Work out how many lines in the listing below include the word "open". Give nothing but the number.
** BEGIN Data provided **
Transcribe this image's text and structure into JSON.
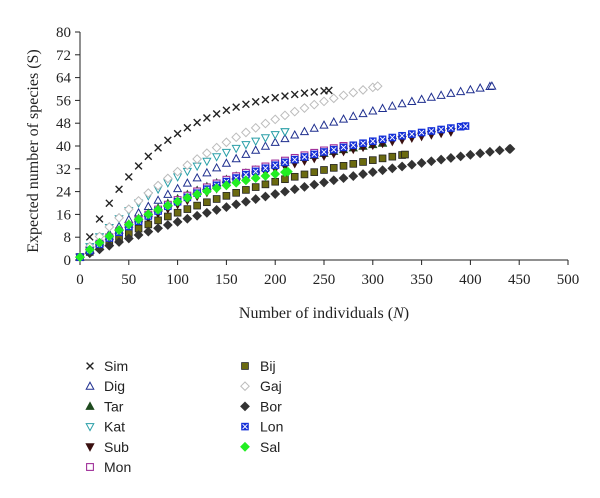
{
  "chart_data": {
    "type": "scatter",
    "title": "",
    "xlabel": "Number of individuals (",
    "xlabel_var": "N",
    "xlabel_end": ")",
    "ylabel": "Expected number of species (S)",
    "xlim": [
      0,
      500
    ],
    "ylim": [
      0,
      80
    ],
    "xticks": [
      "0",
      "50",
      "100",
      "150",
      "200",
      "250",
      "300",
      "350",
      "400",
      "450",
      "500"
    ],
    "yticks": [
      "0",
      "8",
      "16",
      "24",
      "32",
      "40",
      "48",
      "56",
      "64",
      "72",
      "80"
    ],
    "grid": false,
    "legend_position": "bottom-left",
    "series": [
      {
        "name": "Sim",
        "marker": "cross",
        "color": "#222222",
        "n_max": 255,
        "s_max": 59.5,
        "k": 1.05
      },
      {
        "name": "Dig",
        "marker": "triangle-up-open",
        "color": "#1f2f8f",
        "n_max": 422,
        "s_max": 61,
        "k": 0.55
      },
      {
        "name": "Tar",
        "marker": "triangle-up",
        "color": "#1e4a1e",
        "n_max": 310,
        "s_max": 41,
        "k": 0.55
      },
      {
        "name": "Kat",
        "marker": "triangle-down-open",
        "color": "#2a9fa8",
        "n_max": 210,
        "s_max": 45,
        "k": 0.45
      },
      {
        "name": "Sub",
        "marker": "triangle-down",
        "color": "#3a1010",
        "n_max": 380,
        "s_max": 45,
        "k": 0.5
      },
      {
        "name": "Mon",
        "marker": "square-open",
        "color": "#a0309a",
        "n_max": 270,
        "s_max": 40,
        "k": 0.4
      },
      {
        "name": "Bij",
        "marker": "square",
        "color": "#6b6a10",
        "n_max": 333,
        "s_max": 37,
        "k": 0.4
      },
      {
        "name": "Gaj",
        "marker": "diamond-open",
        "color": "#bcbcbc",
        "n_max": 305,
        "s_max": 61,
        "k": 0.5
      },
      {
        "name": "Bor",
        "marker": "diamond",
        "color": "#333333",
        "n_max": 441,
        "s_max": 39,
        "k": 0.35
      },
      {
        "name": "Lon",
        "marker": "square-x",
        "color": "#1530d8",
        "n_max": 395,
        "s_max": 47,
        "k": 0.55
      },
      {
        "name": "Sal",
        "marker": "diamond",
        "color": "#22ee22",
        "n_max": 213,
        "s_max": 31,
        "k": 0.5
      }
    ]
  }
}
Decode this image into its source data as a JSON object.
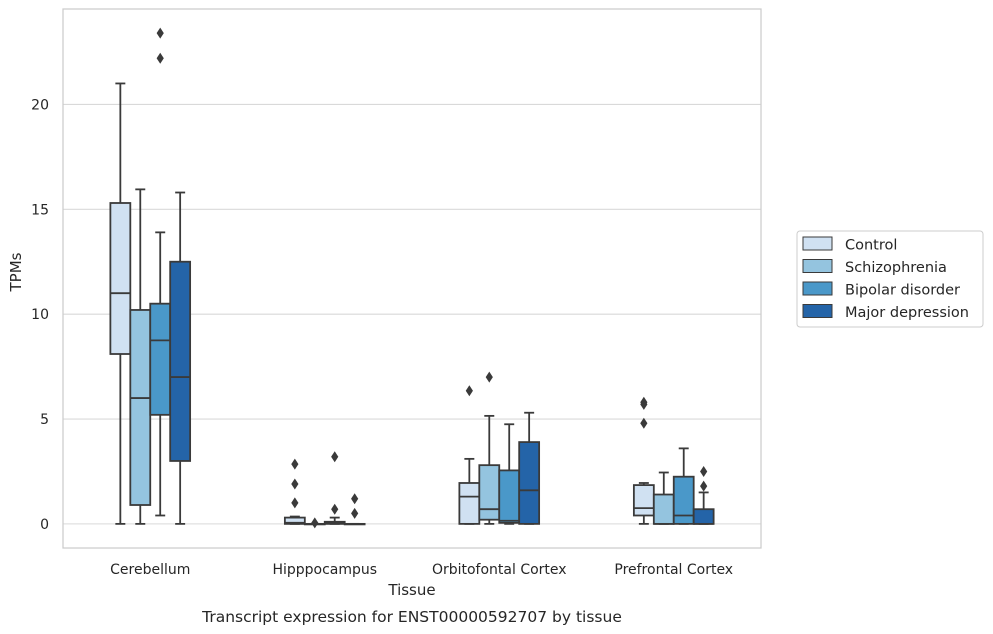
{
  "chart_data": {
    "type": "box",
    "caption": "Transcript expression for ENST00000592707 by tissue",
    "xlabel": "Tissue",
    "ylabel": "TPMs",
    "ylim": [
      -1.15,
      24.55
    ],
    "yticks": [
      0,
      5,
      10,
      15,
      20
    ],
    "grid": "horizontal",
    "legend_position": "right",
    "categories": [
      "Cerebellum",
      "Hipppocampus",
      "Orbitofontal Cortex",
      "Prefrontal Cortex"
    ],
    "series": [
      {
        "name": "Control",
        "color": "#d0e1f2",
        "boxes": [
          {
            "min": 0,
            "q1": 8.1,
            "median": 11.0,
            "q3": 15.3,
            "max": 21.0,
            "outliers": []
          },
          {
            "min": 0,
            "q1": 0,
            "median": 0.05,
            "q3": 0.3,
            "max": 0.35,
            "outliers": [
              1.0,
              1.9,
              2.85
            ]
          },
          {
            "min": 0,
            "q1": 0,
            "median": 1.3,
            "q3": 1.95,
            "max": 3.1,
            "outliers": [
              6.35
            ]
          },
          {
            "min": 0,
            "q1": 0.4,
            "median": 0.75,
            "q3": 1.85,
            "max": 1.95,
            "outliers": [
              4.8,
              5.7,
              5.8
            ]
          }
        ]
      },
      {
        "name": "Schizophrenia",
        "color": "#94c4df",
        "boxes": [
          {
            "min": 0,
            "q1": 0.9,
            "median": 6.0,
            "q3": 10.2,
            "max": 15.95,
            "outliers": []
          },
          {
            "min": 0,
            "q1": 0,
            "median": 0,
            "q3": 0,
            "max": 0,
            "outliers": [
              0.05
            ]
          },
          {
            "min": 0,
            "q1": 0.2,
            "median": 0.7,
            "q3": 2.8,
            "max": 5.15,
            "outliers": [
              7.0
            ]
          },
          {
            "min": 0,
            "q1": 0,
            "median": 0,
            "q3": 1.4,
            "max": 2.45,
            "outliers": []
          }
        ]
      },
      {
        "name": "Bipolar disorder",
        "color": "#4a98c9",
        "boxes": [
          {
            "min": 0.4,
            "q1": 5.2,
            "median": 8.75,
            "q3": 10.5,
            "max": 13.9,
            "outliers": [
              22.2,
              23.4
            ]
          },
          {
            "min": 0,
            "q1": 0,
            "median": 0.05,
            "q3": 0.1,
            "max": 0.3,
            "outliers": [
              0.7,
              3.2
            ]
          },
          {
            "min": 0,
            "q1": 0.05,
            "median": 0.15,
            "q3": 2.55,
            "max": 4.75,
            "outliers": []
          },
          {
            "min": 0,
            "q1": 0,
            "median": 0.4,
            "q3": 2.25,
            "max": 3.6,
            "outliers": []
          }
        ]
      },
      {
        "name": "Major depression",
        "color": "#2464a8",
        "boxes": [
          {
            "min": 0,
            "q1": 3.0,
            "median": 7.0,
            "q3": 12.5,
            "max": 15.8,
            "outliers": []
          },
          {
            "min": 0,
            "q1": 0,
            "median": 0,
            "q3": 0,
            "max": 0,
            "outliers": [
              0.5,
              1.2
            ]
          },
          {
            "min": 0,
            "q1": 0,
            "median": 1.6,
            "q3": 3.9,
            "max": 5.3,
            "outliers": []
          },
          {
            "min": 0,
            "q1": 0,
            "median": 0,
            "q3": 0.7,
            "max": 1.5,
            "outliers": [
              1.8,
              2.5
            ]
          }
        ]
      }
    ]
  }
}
** END Data provided **
Response below:
4